抜粋本文
本発明の重合性組成物に用いることができるチオール化合物は、分子内に1つ以上のメルカプト基を有する化合物であれば、どの様なものでも特に限定されるものではない。好ましくは、得られる硬化物の耐傷つき性に優れることから、SH基を2以上有する多官能チオールがより好ましい。
【0040】
チオール化合物の具体例として、例えば、メルカプト酢酸、2−メルカプトプロピオン酸、3−メルカプトプロピオン酸、メルカプトプロピオン酸メチル、メルカプトプロピオン酸オクチル、メルカプトプロピオン酸メトキシブチル、メルカプトプロピオン酸トリデシル、チオグリコール酸、チオグリコール酸アンモニウム、チオグリコール酸モノエタノールアミン、チオグリコール酸ソーダ、チオグリコール酸メチル、チオグリコール酸オクチル、チオグリコール酸メトキシブチル、2−メルカプトベンゾチアゾール、2−メルカプトベンゾイミダゾール、2−メルカプトベンゾオキサゾール、3−メルカプト−1,2,4−トリアゾール、2−メルカプト− 4(3H)−キナゾリン、β−メルカプトナフタレン等の単官能チオール化合物、1,2−エタンジチオール、l,3−プロパンジチオール、1,4−ブタンジチオール、1,6−へキサンジチオール、1,8−オクタンジチオール、1,2−シクロヘキサンジチオール、デカンジチオール、エチレングリコールビスチオグリコレート、エチレングリコールビスチオプロピオネレート、エチレングリコールビスチオグリコレート、1,4−ブタンジオールビスチオプロピオネート、トリメチロールプロパントリスチオグリコレート、トリメチロールプロパントリスチオプロピオネート、ペンタエリスリトールテトラキスチオグリコレート、ペンタエリスリトールテトラキスチオプロピオネート、ジペンタエリスリトールヘキサチオプロピオネート、その他多価アルコールとメルカプトプロピオン酸とのエステル、トリメルカプトプロピオン酸トリス(2−ヒドロキシエチル)イソシアヌレート、1,4−ジメチルメルカプトベンゼン、2、4、6−トリメルカプト−s−トリアジン、2−(N,N−ジブチルアミノ)−4,6−ジメルカプト−s−トリアジン等の多官能チオール化合物が挙げられる。これらチオール系単量体は、単独で用いてもよく、2種以上を併用してもよい。

抜粋データ
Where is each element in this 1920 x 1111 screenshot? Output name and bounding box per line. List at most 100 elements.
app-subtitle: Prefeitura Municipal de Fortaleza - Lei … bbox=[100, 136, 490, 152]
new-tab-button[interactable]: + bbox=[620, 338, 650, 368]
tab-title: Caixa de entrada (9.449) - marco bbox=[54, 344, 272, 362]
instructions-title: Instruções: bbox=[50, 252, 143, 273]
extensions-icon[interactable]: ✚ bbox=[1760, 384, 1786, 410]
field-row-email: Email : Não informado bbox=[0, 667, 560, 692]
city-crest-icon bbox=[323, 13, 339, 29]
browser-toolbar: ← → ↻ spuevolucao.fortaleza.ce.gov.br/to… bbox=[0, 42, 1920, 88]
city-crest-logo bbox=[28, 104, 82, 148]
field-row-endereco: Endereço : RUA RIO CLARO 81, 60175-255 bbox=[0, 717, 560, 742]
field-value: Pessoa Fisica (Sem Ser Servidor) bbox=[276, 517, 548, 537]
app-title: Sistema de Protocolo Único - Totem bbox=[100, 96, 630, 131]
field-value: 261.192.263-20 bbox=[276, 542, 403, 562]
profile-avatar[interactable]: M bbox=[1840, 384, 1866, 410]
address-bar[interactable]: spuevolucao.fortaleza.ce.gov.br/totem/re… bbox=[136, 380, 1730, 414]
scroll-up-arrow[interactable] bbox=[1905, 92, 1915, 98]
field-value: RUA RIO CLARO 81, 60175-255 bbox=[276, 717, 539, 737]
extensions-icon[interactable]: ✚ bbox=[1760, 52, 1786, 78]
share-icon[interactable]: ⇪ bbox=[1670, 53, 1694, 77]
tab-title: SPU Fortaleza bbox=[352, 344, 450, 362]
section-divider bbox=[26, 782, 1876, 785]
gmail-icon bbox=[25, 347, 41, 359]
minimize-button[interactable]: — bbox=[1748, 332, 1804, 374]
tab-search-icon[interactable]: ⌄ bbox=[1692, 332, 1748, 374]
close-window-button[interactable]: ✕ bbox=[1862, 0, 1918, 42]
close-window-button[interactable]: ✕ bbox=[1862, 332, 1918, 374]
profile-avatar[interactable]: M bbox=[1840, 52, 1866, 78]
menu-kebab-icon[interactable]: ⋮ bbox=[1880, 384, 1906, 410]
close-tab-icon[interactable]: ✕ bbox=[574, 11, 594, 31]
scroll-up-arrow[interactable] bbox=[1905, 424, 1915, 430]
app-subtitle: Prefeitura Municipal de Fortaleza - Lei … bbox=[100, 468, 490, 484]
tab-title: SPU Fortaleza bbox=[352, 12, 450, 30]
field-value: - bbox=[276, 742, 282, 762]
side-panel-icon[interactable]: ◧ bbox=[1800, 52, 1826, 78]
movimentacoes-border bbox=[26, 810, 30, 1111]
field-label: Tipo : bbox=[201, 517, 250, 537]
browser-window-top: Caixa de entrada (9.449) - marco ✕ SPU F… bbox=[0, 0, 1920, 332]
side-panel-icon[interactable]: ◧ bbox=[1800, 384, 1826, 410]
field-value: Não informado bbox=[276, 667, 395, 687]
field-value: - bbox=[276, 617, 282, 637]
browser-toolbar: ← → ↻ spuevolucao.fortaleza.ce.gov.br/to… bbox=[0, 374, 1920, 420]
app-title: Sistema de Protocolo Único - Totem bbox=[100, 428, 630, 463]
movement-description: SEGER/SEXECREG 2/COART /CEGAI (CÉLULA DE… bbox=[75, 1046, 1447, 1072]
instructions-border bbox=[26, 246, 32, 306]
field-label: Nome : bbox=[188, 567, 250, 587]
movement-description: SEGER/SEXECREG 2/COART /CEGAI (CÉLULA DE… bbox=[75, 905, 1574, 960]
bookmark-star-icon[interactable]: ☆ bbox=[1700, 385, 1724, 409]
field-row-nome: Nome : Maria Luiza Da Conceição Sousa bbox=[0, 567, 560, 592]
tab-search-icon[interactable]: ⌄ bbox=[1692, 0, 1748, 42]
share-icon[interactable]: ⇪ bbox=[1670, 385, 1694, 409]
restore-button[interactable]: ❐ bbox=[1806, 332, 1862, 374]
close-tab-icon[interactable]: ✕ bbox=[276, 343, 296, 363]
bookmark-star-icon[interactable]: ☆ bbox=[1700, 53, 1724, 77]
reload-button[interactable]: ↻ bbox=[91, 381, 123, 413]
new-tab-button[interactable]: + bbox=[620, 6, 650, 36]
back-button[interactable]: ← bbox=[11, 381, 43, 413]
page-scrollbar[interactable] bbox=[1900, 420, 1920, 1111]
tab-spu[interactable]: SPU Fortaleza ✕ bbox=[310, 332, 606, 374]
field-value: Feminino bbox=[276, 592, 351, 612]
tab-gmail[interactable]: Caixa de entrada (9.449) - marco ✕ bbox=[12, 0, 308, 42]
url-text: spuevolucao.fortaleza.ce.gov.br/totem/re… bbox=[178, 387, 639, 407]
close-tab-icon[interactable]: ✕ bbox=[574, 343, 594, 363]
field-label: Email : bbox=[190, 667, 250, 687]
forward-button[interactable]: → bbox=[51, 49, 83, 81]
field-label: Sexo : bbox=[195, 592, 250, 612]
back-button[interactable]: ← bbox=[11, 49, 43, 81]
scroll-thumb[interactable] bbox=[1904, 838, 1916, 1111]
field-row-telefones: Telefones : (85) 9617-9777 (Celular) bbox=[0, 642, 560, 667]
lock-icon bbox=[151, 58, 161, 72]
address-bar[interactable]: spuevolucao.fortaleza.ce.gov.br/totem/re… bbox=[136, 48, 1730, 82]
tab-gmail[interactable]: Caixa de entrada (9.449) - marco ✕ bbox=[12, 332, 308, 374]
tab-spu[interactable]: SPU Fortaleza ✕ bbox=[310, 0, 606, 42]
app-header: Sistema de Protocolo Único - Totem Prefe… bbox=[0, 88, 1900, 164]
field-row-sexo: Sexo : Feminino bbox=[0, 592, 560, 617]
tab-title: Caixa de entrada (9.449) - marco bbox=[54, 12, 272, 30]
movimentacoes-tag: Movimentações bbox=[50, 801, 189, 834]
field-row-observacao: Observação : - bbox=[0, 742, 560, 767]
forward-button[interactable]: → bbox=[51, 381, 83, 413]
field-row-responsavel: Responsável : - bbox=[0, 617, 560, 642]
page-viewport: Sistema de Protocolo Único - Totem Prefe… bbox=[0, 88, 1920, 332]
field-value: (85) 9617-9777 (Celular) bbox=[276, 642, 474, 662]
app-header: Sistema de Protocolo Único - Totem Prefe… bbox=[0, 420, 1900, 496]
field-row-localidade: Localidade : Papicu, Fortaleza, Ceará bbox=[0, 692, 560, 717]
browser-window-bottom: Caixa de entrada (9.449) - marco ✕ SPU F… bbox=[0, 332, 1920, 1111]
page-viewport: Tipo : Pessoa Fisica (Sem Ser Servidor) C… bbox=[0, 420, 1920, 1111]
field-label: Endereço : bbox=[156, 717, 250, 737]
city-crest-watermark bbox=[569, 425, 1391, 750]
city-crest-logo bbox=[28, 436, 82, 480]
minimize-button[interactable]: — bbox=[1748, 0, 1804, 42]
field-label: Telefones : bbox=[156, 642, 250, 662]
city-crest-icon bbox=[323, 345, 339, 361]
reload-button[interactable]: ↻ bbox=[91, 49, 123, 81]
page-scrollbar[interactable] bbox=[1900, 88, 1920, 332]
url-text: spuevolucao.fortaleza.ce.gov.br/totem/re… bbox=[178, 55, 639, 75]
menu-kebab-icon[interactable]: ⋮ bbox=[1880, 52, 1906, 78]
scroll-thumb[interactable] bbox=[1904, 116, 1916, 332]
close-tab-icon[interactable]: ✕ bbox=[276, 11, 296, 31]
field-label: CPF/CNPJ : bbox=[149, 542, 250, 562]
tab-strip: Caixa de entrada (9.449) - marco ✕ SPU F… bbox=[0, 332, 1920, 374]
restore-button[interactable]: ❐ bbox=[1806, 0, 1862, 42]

取り組む課題
チオール化合物に関する抜粋本文を、最後の文の後から書き進めてください。

解答欄
【0041】
チオール化合物を使用する際の好ましい配合量は、大気中での硬化性と得られる硬化物の表面硬度が共に優れることから、重合性組成物中に1質量%〜25質量%であり、より好ましくは3質量%〜20質量%、さらに好ましくは5質量%〜15質量%である。
【0042】
[重合開始剤]
本発明の重合性組成物は、重合開始剤を含有するのが好ましい。重合開始剤は光重合開始剤であっても熱重合開始剤であっても良い。
本発明の重合性組成物は、光重合開始剤あるいは熱重合開始剤の存在下で、光照射または加熱により硬化させることができる。硬化物を形成するにあたって、光重合開始剤及び熱開始剤を併用することも可能である。
【0043】
まず、本発明に用いることができる光重合開始剤について説明する。光重合開始剤としては、アセトフェノン類、ベンゾイン類、ベンゾフェノン類、ホスフィンオキシド類、ケタール類、アントラキノン類、チオキサントン類、アゾ化合物、過酸化物類(特開2001−139663号等)、2,3−ジアルキルジオン化合物類、ジスルフィド化合物類、フルオロアミン化合物類、芳香族スルホニウム類、ロフィンダイマー類、オニウム塩類、ボレート塩類、活性エステル類、活性ハロゲン類、無機錯体、及びクマリン類などが挙げられる。
【0044】
アセトフェノン類の例には、2,2−ジメトキシアセトフェノン、2,2−ジエトキシアセトフェノン、p−ジメチルアセトフェノン、1−ヒドロキシ−ジメチルフェニルケトン、1−ヒドロキシ−ジメチル−p−イソプロピルフェニルケトン、1−ヒドロキシシクロヘキシルフェニルケトン、2−メチル−4−メチルチオ−2−モルフォリノプロピオフェノン、2−ベンジル−2−ジメチルアミノ−1−(4−モルフォリノフェニル)−ブタノン、4−フェノキシジクロロアセトフェノン、4−t−ブチル−ジクロロアセトフェノン、が含まれる。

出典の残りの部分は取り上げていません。